**Rows**
****************************************

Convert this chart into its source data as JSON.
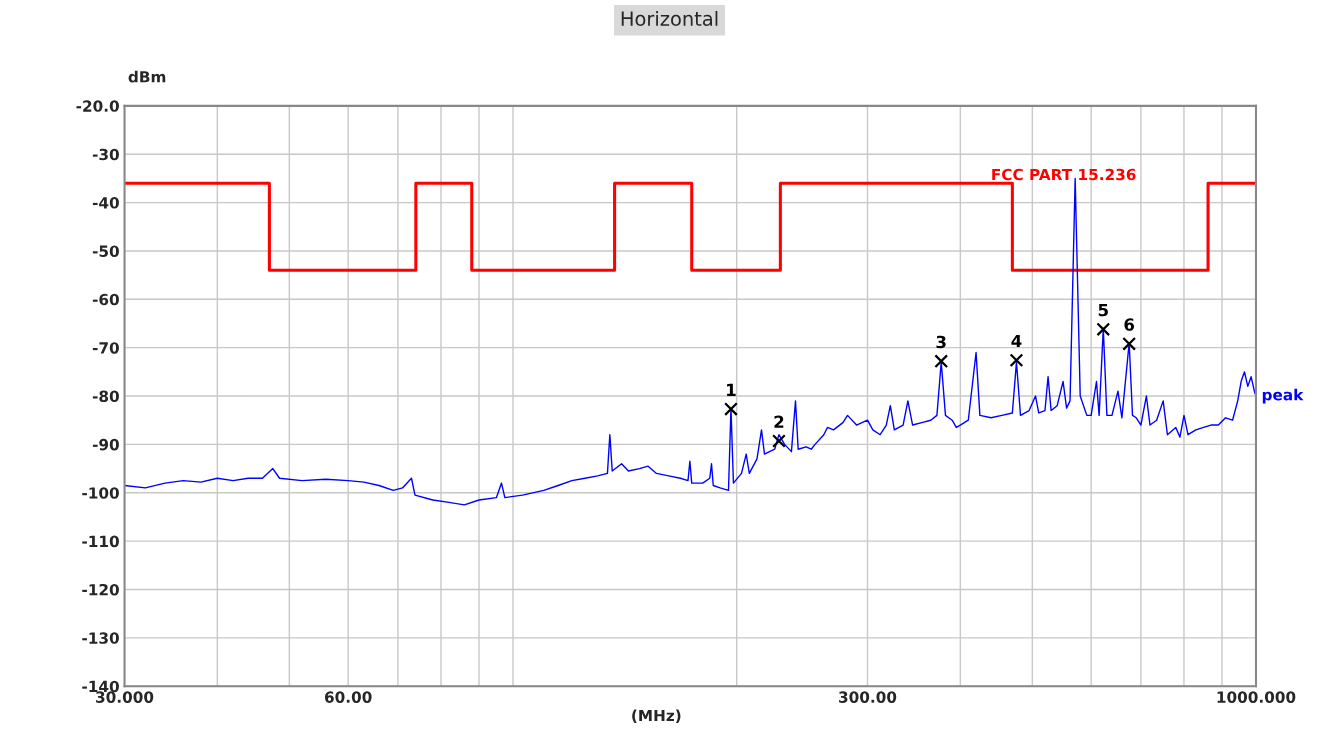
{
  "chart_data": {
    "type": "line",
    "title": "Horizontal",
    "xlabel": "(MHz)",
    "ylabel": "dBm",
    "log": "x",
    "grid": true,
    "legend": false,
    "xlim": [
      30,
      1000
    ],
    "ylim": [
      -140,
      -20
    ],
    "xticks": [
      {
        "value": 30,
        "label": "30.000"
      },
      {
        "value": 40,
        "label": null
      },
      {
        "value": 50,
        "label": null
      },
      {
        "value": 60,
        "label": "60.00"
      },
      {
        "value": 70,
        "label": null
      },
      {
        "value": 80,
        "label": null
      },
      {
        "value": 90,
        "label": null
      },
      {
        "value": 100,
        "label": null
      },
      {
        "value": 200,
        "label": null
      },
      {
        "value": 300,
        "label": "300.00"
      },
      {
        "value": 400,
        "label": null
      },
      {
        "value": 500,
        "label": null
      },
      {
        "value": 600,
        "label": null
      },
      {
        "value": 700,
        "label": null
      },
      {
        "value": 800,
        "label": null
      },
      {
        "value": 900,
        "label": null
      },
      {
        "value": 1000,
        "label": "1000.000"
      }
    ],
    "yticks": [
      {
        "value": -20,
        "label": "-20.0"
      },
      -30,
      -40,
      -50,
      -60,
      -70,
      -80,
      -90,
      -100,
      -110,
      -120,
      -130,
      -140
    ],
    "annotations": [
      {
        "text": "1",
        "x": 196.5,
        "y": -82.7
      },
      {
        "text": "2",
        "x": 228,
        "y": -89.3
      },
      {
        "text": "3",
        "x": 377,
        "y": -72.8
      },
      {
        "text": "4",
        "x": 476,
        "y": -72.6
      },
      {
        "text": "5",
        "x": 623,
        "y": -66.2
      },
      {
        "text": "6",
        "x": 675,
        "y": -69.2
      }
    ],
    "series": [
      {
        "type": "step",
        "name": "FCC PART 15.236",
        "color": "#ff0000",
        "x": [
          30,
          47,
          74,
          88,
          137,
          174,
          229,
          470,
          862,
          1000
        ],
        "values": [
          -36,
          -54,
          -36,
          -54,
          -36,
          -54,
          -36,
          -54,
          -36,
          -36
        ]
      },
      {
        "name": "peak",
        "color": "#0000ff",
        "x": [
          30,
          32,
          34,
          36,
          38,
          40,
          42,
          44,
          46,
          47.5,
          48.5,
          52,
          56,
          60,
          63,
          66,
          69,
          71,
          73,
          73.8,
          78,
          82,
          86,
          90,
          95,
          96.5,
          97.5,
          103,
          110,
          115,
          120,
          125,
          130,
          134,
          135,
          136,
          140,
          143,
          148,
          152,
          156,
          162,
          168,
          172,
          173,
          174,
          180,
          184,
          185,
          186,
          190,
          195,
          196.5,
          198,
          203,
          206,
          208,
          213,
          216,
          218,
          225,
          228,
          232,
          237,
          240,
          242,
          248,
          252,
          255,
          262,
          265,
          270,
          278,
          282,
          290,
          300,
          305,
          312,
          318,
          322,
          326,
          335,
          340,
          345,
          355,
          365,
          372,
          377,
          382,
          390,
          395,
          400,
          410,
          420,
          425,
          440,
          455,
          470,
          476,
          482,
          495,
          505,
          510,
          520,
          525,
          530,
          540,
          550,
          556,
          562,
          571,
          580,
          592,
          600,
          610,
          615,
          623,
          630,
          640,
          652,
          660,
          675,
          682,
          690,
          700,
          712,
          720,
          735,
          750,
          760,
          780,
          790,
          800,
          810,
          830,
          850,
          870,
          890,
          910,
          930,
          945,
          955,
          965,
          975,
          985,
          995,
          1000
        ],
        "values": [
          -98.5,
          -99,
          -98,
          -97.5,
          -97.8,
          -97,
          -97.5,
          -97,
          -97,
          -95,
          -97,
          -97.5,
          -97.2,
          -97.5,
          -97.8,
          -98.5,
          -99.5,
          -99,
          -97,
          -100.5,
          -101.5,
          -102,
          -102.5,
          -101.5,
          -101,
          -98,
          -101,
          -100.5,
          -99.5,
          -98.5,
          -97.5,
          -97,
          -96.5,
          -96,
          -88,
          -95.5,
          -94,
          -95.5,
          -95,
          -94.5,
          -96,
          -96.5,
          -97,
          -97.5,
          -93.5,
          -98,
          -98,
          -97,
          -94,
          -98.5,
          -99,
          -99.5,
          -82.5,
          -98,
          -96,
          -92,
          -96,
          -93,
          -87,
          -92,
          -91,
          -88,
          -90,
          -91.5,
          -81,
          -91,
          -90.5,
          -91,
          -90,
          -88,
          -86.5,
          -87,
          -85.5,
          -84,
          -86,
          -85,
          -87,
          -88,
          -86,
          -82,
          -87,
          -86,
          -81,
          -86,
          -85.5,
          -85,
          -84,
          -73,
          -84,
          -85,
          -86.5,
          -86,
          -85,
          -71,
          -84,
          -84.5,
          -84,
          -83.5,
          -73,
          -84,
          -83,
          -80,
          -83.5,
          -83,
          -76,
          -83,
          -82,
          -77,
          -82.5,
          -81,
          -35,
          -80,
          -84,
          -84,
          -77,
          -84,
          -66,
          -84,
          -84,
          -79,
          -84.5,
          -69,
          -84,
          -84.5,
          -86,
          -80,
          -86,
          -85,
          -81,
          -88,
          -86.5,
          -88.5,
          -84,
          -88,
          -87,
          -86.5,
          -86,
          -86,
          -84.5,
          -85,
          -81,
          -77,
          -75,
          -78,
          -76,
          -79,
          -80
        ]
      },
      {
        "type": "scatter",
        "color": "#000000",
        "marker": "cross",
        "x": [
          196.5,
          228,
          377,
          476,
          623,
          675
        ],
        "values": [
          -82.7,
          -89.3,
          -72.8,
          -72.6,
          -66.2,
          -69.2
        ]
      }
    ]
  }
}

****************************************

**Exercise requirements**
Write every entry out again exactly, dropping the pictures.

**Response to this exercise**
Convert this chart into its source data as JSON.
{
  "chart_data": {
    "type": "line",
    "title": "Horizontal",
    "xlabel": "(MHz)",
    "ylabel": "dBm",
    "log": "x",
    "grid": true,
    "legend": false,
    "xlim": [
      30,
      1000
    ],
    "ylim": [
      -140,
      -20
    ],
    "xticks": [
      {
        "value": 30,
        "label": "30.000"
      },
      {
        "value": 40,
        "label": null
      },
      {
        "value": 50,
        "label": null
      },
      {
        "value": 60,
        "label": "60.00"
      },
      {
        "value": 70,
        "label": null
      },
      {
        "value": 80,
        "label": null
      },
      {
        "value": 90,
        "label": null
      },
      {
        "value": 100,
        "label": null
      },
      {
        "value": 200,
        "label": null
      },
      {
        "value": 300,
        "label": "300.00"
      },
      {
        "value": 400,
        "label": null
      },
      {
        "value": 500,
        "label": null
      },
      {
        "value": 600,
        "label": null
      },
      {
        "value": 700,
        "label": null
      },
      {
        "value": 800,
        "label": null
      },
      {
        "value": 900,
        "label": null
      },
      {
        "value": 1000,
        "label": "1000.000"
      }
    ],
    "yticks": [
      {
        "value": -20,
        "label": "-20.0"
      },
      -30,
      -40,
      -50,
      -60,
      -70,
      -80,
      -90,
      -100,
      -110,
      -120,
      -130,
      -140
    ],
    "annotations": [
      {
        "text": "1",
        "x": 196.5,
        "y": -82.7
      },
      {
        "text": "2",
        "x": 228,
        "y": -89.3
      },
      {
        "text": "3",
        "x": 377,
        "y": -72.8
      },
      {
        "text": "4",
        "x": 476,
        "y": -72.6
      },
      {
        "text": "5",
        "x": 623,
        "y": -66.2
      },
      {
        "text": "6",
        "x": 675,
        "y": -69.2
      }
    ],
    "series": [
      {
        "type": "step",
        "name": "FCC PART 15.236",
        "color": "#ff0000",
        "x": [
          30,
          47,
          74,
          88,
          137,
          174,
          229,
          470,
          862,
          1000
        ],
        "values": [
          -36,
          -54,
          -36,
          -54,
          -36,
          -54,
          -36,
          -54,
          -36,
          -36
        ]
      },
      {
        "name": "peak",
        "color": "#0000ff",
        "x": [
          30,
          32,
          34,
          36,
          38,
          40,
          42,
          44,
          46,
          47.5,
          48.5,
          52,
          56,
          60,
          63,
          66,
          69,
          71,
          73,
          73.8,
          78,
          82,
          86,
          90,
          95,
          96.5,
          97.5,
          103,
          110,
          115,
          120,
          125,
          130,
          134,
          135,
          136,
          140,
          143,
          148,
          152,
          156,
          162,
          168,
          172,
          173,
          174,
          180,
          184,
          185,
          186,
          190,
          195,
          196.5,
          198,
          203,
          206,
          208,
          213,
          216,
          218,
          225,
          228,
          232,
          237,
          240,
          242,
          248,
          252,
          255,
          262,
          265,
          270,
          278,
          282,
          290,
          300,
          305,
          312,
          318,
          322,
          326,
          335,
          340,
          345,
          355,
          365,
          372,
          377,
          382,
          390,
          395,
          400,
          410,
          420,
          425,
          440,
          455,
          470,
          476,
          482,
          495,
          505,
          510,
          520,
          525,
          530,
          540,
          550,
          556,
          562,
          571,
          580,
          592,
          600,
          610,
          615,
          623,
          630,
          640,
          652,
          660,
          675,
          682,
          690,
          700,
          712,
          720,
          735,
          750,
          760,
          780,
          790,
          800,
          810,
          830,
          850,
          870,
          890,
          910,
          930,
          945,
          955,
          965,
          975,
          985,
          995,
          1000
        ],
        "values": [
          -98.5,
          -99,
          -98,
          -97.5,
          -97.8,
          -97,
          -97.5,
          -97,
          -97,
          -95,
          -97,
          -97.5,
          -97.2,
          -97.5,
          -97.8,
          -98.5,
          -99.5,
          -99,
          -97,
          -100.5,
          -101.5,
          -102,
          -102.5,
          -101.5,
          -101,
          -98,
          -101,
          -100.5,
          -99.5,
          -98.5,
          -97.5,
          -97,
          -96.5,
          -96,
          -88,
          -95.5,
          -94,
          -95.5,
          -95,
          -94.5,
          -96,
          -96.5,
          -97,
          -97.5,
          -93.5,
          -98,
          -98,
          -97,
          -94,
          -98.5,
          -99,
          -99.5,
          -82.5,
          -98,
          -96,
          -92,
          -96,
          -93,
          -87,
          -92,
          -91,
          -88,
          -90,
          -91.5,
          -81,
          -91,
          -90.5,
          -91,
          -90,
          -88,
          -86.5,
          -87,
          -85.5,
          -84,
          -86,
          -85,
          -87,
          -88,
          -86,
          -82,
          -87,
          -86,
          -81,
          -86,
          -85.5,
          -85,
          -84,
          -73,
          -84,
          -85,
          -86.5,
          -86,
          -85,
          -71,
          -84,
          -84.5,
          -84,
          -83.5,
          -73,
          -84,
          -83,
          -80,
          -83.5,
          -83,
          -76,
          -83,
          -82,
          -77,
          -82.5,
          -81,
          -35,
          -80,
          -84,
          -84,
          -77,
          -84,
          -66,
          -84,
          -84,
          -79,
          -84.5,
          -69,
          -84,
          -84.5,
          -86,
          -80,
          -86,
          -85,
          -81,
          -88,
          -86.5,
          -88.5,
          -84,
          -88,
          -87,
          -86.5,
          -86,
          -86,
          -84.5,
          -85,
          -81,
          -77,
          -75,
          -78,
          -76,
          -79,
          -80
        ]
      },
      {
        "type": "scatter",
        "color": "#000000",
        "marker": "cross",
        "x": [
          196.5,
          228,
          377,
          476,
          623,
          675
        ],
        "values": [
          -82.7,
          -89.3,
          -72.8,
          -72.6,
          -66.2,
          -69.2
        ]
      }
    ]
  }
}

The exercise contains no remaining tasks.